- What to work on
In the entries, find all lines that hold the word "hits" and copy them.

▼

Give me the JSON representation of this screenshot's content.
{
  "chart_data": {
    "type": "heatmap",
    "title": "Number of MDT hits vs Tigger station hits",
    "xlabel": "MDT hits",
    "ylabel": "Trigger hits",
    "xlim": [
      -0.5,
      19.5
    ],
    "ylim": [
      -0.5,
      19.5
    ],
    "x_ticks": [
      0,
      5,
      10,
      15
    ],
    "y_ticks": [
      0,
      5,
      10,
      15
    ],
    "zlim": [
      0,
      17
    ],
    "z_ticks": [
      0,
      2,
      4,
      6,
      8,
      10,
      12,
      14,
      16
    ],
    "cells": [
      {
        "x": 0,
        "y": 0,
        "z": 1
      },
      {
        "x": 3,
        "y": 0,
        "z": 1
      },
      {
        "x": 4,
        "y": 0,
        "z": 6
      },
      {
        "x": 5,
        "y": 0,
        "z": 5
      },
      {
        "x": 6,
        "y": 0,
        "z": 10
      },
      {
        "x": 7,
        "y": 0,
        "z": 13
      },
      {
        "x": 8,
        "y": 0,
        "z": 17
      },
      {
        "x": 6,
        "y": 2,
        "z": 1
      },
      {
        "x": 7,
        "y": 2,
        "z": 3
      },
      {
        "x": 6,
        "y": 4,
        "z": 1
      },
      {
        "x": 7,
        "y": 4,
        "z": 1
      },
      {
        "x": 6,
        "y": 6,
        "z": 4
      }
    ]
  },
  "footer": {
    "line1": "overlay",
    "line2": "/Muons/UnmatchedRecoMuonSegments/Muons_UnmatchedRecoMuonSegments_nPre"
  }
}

▲

- Answer in full
    "title": "Number of MDT hits vs Tigger station hits",
    "xlabel": "MDT hits",
    "ylabel": "Trigger hits",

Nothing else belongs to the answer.